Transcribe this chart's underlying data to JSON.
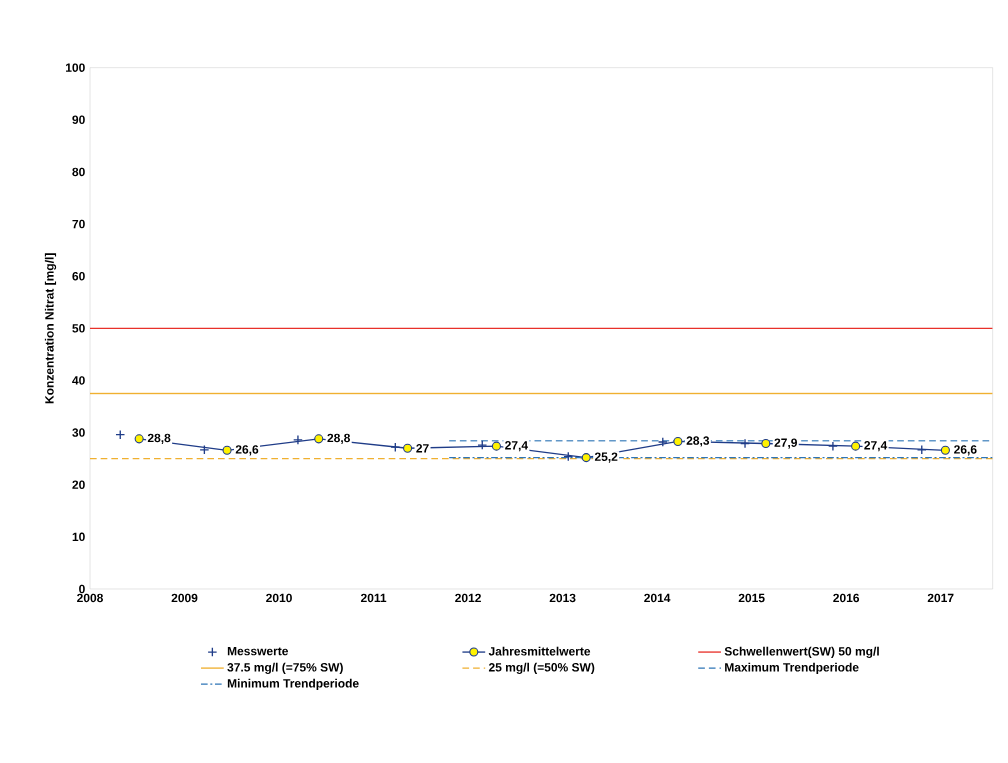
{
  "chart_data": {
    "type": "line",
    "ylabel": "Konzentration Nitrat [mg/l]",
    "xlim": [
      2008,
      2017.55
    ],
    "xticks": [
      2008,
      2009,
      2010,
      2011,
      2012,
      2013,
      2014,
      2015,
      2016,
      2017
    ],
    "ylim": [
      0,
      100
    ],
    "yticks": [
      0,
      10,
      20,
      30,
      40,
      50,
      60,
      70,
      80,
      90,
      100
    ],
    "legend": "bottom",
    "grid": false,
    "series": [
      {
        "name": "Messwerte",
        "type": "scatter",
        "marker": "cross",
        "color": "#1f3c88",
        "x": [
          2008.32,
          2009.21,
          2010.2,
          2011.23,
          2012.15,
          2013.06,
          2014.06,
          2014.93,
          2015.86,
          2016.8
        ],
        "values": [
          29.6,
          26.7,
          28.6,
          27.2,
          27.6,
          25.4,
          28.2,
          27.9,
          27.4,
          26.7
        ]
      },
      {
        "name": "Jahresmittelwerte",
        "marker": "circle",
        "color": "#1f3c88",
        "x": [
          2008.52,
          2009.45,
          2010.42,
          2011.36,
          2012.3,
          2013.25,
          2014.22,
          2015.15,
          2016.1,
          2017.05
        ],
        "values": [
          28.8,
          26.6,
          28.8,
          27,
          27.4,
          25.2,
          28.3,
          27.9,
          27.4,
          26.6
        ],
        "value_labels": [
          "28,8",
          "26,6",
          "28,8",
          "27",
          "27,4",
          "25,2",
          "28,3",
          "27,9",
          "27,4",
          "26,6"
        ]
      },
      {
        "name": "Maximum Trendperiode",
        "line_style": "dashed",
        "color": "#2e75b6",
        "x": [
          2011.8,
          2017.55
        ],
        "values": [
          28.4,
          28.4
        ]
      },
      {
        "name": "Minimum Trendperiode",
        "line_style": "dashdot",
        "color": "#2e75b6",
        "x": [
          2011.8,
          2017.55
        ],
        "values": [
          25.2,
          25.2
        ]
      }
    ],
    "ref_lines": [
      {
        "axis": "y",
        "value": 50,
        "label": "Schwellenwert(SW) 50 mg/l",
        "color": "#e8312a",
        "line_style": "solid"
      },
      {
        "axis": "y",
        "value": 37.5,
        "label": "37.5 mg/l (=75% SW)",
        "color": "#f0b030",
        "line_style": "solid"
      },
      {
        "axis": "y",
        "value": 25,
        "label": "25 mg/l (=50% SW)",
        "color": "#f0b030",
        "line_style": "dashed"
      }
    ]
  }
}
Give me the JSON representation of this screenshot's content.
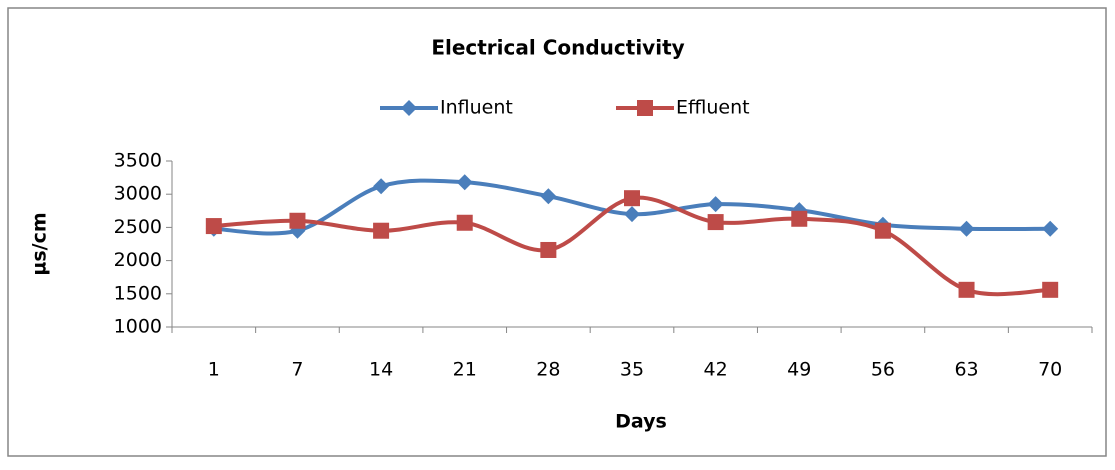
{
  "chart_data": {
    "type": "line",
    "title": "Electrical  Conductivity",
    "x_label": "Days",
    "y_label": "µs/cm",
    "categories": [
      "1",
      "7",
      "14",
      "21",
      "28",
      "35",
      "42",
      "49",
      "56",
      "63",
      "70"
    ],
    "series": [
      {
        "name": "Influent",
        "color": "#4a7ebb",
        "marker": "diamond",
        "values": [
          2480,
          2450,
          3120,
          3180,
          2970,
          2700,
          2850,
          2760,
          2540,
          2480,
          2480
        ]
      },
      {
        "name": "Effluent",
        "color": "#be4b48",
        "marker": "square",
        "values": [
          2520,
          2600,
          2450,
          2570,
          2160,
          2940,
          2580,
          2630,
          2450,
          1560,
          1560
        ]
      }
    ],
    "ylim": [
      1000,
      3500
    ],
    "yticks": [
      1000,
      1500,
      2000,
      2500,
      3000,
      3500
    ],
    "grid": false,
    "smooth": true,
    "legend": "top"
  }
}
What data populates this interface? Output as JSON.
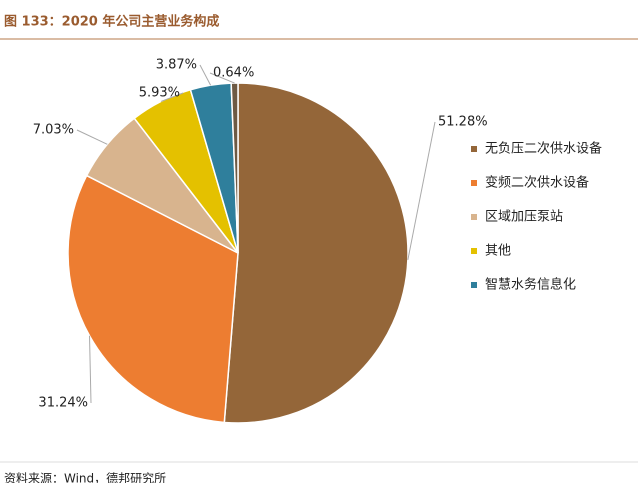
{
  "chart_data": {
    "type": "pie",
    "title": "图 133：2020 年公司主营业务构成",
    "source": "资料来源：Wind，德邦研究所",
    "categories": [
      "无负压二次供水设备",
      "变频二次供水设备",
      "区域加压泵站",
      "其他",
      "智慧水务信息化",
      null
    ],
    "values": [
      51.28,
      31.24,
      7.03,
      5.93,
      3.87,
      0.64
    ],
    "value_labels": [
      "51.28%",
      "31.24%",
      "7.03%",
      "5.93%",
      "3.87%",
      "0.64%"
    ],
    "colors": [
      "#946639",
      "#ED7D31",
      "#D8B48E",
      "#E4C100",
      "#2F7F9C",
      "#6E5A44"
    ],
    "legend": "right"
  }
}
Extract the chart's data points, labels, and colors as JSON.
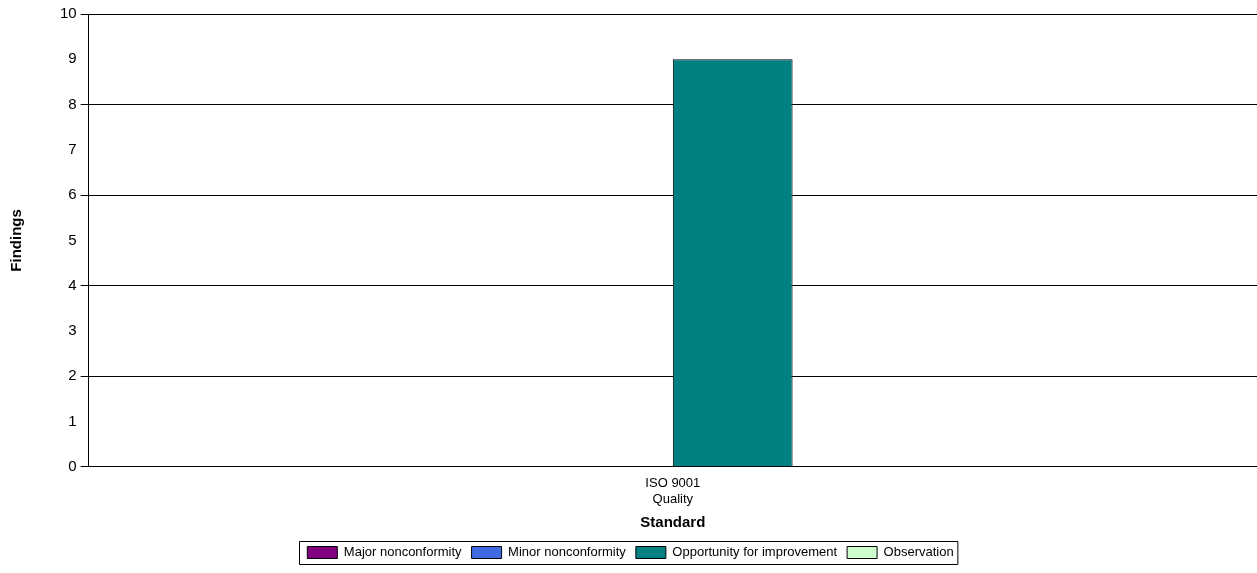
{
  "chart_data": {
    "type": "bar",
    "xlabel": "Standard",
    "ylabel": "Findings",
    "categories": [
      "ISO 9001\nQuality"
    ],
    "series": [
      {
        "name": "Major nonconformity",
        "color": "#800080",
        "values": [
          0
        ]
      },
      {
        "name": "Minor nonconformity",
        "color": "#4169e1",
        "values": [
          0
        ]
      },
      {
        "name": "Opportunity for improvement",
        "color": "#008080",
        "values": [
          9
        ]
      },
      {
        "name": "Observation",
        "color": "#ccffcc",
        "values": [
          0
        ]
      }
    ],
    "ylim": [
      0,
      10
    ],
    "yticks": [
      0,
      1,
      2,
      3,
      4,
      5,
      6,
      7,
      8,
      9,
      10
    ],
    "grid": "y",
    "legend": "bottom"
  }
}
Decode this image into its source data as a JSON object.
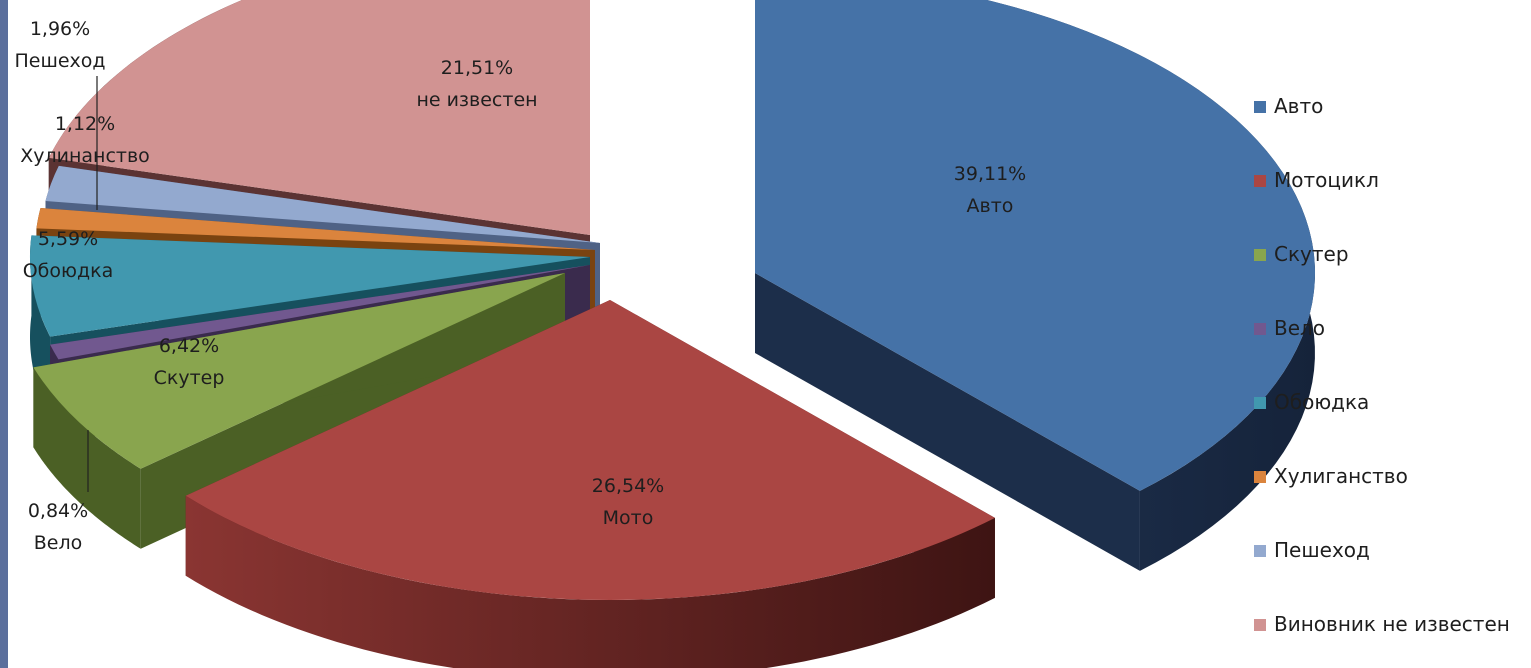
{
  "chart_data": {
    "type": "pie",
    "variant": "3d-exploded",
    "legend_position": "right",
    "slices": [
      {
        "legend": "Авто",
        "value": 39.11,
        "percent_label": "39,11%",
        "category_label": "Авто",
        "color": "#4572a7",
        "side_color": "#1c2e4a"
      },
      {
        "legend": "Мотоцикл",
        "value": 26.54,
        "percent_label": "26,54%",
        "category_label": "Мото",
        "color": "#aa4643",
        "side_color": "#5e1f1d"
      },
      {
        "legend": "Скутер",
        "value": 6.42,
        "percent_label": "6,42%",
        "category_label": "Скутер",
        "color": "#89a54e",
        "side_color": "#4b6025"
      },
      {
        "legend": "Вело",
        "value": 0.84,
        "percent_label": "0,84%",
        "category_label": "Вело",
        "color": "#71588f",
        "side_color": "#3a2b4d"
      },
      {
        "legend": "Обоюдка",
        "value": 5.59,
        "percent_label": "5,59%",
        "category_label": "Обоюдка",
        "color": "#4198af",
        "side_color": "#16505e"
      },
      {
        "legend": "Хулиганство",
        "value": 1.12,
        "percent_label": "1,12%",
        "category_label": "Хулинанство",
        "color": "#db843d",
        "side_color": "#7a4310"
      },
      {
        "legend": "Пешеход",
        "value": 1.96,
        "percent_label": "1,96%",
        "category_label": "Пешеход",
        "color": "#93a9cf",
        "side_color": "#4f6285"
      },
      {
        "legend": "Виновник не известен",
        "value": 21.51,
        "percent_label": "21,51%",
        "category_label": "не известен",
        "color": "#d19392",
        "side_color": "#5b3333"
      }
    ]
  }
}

════════

Direction. Transcribe the material exactly, leaving every picture out.

Output for this exercise.
Transcribe this chart's underlying data to JSON.
{
  "chart_data": {
    "type": "line",
    "ylabel": "Konzentration Nitrat [mg/l]",
    "xlim": [
      2008,
      2017.55
    ],
    "xticks": [
      2008,
      2009,
      2010,
      2011,
      2012,
      2013,
      2014,
      2015,
      2016,
      2017
    ],
    "ylim": [
      0,
      100
    ],
    "yticks": [
      0,
      10,
      20,
      30,
      40,
      50,
      60,
      70,
      80,
      90,
      100
    ],
    "legend": "bottom",
    "grid": false,
    "series": [
      {
        "name": "Messwerte",
        "type": "scatter",
        "marker": "cross",
        "color": "#1f3c88",
        "x": [
          2008.32,
          2009.21,
          2010.2,
          2011.23,
          2012.15,
          2013.06,
          2014.06,
          2014.93,
          2015.86,
          2016.8
        ],
        "values": [
          29.6,
          26.7,
          28.6,
          27.2,
          27.6,
          25.4,
          28.2,
          27.9,
          27.4,
          26.7
        ]
      },
      {
        "name": "Jahresmittelwerte",
        "marker": "circle",
        "color": "#1f3c88",
        "x": [
          2008.52,
          2009.45,
          2010.42,
          2011.36,
          2012.3,
          2013.25,
          2014.22,
          2015.15,
          2016.1,
          2017.05
        ],
        "values": [
          28.8,
          26.6,
          28.8,
          27,
          27.4,
          25.2,
          28.3,
          27.9,
          27.4,
          26.6
        ],
        "value_labels": [
          "28,8",
          "26,6",
          "28,8",
          "27",
          "27,4",
          "25,2",
          "28,3",
          "27,9",
          "27,4",
          "26,6"
        ]
      },
      {
        "name": "Maximum Trendperiode",
        "line_style": "dashed",
        "color": "#2e75b6",
        "x": [
          2011.8,
          2017.55
        ],
        "values": [
          28.4,
          28.4
        ]
      },
      {
        "name": "Minimum Trendperiode",
        "line_style": "dashdot",
        "color": "#2e75b6",
        "x": [
          2011.8,
          2017.55
        ],
        "values": [
          25.2,
          25.2
        ]
      }
    ],
    "ref_lines": [
      {
        "axis": "y",
        "value": 50,
        "label": "Schwellenwert(SW) 50 mg/l",
        "color": "#e8312a",
        "line_style": "solid"
      },
      {
        "axis": "y",
        "value": 37.5,
        "label": "37.5 mg/l (=75% SW)",
        "color": "#f0b030",
        "line_style": "solid"
      },
      {
        "axis": "y",
        "value": 25,
        "label": "25 mg/l (=50% SW)",
        "color": "#f0b030",
        "line_style": "dashed"
      }
    ]
  }
}
Give me the JSON representation of this screenshot's content.
{
  "chart_data": {
    "type": "line",
    "title": "Electrical  Conductivity",
    "x_label": "Days",
    "y_label": "µs/cm",
    "categories": [
      "1",
      "7",
      "14",
      "21",
      "28",
      "35",
      "42",
      "49",
      "56",
      "63",
      "70"
    ],
    "series": [
      {
        "name": "Influent",
        "color": "#4a7ebb",
        "marker": "diamond",
        "values": [
          2480,
          2450,
          3120,
          3180,
          2970,
          2700,
          2850,
          2760,
          2540,
          2480,
          2480
        ]
      },
      {
        "name": "Effluent",
        "color": "#be4b48",
        "marker": "square",
        "values": [
          2520,
          2600,
          2450,
          2570,
          2160,
          2940,
          2580,
          2630,
          2450,
          1560,
          1560
        ]
      }
    ],
    "ylim": [
      1000,
      3500
    ],
    "yticks": [
      1000,
      1500,
      2000,
      2500,
      3000,
      3500
    ],
    "grid": false,
    "smooth": true,
    "legend": "top"
  }
}
What data populates this interface? Output as JSON.
{
  "chart_data": {
    "type": "pie",
    "title": "图 133：2020 年公司主营业务构成",
    "source": "资料来源：Wind，德邦研究所",
    "categories": [
      "无负压二次供水设备",
      "变频二次供水设备",
      "区域加压泵站",
      "其他",
      "智慧水务信息化",
      null
    ],
    "values": [
      51.28,
      31.24,
      7.03,
      5.93,
      3.87,
      0.64
    ],
    "value_labels": [
      "51.28%",
      "31.24%",
      "7.03%",
      "5.93%",
      "3.87%",
      "0.64%"
    ],
    "colors": [
      "#946639",
      "#ED7D31",
      "#D8B48E",
      "#E4C100",
      "#2F7F9C",
      "#6E5A44"
    ],
    "legend": "right"
  }
}
Extract the chart's data points, labels, and colors as JSON.
{
  "chart_data": {
    "type": "bar",
    "xlabel": "Standard",
    "ylabel": "Findings",
    "categories": [
      "ISO 9001\nQuality"
    ],
    "series": [
      {
        "name": "Major nonconformity",
        "color": "#800080",
        "values": [
          0
        ]
      },
      {
        "name": "Minor nonconformity",
        "color": "#4169e1",
        "values": [
          0
        ]
      },
      {
        "name": "Opportunity for improvement",
        "color": "#008080",
        "values": [
          9
        ]
      },
      {
        "name": "Observation",
        "color": "#ccffcc",
        "values": [
          0
        ]
      }
    ],
    "ylim": [
      0,
      10
    ],
    "yticks": [
      0,
      1,
      2,
      3,
      4,
      5,
      6,
      7,
      8,
      9,
      10
    ],
    "grid": "y",
    "legend": "bottom"
  }
}
Decode this image into its source data as a JSON object.
{
  "chart_data": {
    "type": "pie",
    "variant": "3d-exploded",
    "legend_position": "right",
    "slices": [
      {
        "legend": "Авто",
        "value": 39.11,
        "percent_label": "39,11%",
        "category_label": "Авто",
        "color": "#4572a7",
        "side_color": "#1c2e4a"
      },
      {
        "legend": "Мотоцикл",
        "value": 26.54,
        "percent_label": "26,54%",
        "category_label": "Мото",
        "color": "#aa4643",
        "side_color": "#5e1f1d"
      },
      {
        "legend": "Скутер",
        "value": 6.42,
        "percent_label": "6,42%",
        "category_label": "Скутер",
        "color": "#89a54e",
        "side_color": "#4b6025"
      },
      {
        "legend": "Вело",
        "value": 0.84,
        "percent_label": "0,84%",
        "category_label": "Вело",
        "color": "#71588f",
        "side_color": "#3a2b4d"
      },
      {
        "legend": "Обоюдка",
        "value": 5.59,
        "percent_label": "5,59%",
        "category_label": "Обоюдка",
        "color": "#4198af",
        "side_color": "#16505e"
      },
      {
        "legend": "Хулиганство",
        "value": 1.12,
        "percent_label": "1,12%",
        "category_label": "Хулинанство",
        "color": "#db843d",
        "side_color": "#7a4310"
      },
      {
        "legend": "Пешеход",
        "value": 1.96,
        "percent_label": "1,96%",
        "category_label": "Пешеход",
        "color": "#93a9cf",
        "side_color": "#4f6285"
      },
      {
        "legend": "Виновник не известен",
        "value": 21.51,
        "percent_label": "21,51%",
        "category_label": "не известен",
        "color": "#d19392",
        "side_color": "#5b3333"
      }
    ]
  }
}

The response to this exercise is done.